WHAT YOU ARE ASKED TO DO - Count how many lines hold the word "Option" and give that number as the whole answer.

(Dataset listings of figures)
* * *

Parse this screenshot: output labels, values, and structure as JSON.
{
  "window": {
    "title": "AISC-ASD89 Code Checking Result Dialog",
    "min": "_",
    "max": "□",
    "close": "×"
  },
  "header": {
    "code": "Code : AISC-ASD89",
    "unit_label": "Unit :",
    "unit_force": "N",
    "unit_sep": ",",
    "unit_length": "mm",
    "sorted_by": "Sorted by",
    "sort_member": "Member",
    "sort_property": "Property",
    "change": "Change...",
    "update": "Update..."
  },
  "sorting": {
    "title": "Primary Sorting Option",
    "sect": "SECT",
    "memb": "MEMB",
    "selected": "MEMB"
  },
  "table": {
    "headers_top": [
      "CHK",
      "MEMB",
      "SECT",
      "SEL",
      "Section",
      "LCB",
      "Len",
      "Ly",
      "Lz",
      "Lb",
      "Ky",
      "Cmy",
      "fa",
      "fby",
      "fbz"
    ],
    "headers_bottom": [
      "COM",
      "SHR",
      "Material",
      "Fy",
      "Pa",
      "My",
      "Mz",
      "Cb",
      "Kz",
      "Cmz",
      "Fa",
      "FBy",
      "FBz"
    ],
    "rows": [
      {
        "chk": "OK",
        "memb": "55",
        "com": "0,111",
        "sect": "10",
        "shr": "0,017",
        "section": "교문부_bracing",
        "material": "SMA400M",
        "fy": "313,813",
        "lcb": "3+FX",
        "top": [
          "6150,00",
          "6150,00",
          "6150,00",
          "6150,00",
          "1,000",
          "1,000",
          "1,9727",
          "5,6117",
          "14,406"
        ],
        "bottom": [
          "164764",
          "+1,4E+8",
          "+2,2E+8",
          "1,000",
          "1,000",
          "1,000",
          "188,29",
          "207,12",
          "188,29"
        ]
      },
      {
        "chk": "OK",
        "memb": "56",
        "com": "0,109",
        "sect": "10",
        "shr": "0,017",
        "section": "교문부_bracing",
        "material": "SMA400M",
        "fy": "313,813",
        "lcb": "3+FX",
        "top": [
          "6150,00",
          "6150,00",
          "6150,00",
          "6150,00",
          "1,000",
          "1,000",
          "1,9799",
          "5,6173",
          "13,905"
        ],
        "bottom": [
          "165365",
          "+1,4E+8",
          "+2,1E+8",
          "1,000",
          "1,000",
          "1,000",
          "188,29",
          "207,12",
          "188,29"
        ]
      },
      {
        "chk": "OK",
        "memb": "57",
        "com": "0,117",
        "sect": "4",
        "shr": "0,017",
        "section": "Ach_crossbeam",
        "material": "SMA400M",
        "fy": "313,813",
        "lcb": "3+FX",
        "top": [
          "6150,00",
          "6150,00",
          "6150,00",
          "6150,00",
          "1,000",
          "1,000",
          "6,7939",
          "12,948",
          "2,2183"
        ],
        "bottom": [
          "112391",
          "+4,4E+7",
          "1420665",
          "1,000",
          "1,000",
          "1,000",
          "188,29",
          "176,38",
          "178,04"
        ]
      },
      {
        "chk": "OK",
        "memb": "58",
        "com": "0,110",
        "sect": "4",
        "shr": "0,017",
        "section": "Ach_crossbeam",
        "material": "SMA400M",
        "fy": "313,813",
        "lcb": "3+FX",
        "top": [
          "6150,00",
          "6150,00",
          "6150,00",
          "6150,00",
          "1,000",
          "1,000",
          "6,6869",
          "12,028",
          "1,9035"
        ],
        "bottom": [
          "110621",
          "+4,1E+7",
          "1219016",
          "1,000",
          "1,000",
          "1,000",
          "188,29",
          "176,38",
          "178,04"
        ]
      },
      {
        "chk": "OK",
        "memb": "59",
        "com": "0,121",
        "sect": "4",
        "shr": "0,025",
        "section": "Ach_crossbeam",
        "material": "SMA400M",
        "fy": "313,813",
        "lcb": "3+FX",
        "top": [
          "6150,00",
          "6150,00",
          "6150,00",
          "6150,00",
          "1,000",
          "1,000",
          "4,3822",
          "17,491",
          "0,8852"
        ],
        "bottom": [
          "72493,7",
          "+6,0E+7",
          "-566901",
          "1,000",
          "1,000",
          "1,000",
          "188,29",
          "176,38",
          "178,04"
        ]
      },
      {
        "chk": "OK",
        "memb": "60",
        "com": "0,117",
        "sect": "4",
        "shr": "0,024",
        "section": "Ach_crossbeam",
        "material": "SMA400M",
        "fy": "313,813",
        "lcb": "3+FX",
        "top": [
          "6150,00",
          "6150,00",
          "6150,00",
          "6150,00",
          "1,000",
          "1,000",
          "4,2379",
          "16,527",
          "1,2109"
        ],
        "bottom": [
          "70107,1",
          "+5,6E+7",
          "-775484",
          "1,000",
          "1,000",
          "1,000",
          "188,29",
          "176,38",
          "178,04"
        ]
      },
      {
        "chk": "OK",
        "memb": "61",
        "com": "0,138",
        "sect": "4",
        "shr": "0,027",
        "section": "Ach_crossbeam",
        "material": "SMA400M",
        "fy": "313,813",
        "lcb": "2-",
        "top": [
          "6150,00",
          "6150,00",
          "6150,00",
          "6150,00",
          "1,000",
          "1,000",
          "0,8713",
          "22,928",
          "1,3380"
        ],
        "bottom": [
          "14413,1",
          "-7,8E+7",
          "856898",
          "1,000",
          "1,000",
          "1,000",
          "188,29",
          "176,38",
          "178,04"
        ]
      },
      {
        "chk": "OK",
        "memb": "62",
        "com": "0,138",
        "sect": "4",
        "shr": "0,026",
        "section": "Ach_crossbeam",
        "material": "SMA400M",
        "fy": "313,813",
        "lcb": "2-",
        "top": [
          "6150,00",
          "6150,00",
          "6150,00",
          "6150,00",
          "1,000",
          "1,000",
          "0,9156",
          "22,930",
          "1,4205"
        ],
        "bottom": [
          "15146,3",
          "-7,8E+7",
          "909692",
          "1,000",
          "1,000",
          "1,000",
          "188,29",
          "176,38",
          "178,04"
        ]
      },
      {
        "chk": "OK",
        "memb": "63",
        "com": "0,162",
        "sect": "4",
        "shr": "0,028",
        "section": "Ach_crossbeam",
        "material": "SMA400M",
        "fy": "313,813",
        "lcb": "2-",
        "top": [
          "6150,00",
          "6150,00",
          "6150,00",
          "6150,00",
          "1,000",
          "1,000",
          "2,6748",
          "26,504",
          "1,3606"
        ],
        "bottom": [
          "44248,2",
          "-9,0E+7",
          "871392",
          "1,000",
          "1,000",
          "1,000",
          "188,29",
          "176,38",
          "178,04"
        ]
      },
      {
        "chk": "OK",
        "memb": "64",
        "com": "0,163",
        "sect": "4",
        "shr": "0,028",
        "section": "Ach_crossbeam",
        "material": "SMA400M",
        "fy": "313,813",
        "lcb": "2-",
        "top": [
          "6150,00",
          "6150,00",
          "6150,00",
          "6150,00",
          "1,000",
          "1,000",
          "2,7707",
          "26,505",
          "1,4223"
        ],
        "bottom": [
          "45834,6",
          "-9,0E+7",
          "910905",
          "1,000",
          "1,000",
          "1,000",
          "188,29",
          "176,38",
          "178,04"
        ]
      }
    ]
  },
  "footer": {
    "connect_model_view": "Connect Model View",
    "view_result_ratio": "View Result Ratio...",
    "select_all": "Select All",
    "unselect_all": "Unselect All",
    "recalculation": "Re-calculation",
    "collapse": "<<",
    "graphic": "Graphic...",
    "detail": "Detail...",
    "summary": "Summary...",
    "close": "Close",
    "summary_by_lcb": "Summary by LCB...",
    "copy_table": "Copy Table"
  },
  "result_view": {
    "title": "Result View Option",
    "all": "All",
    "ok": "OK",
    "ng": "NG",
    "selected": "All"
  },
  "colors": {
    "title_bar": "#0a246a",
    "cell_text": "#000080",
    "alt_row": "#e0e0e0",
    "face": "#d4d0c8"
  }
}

* * *

FULL ANSWER - 2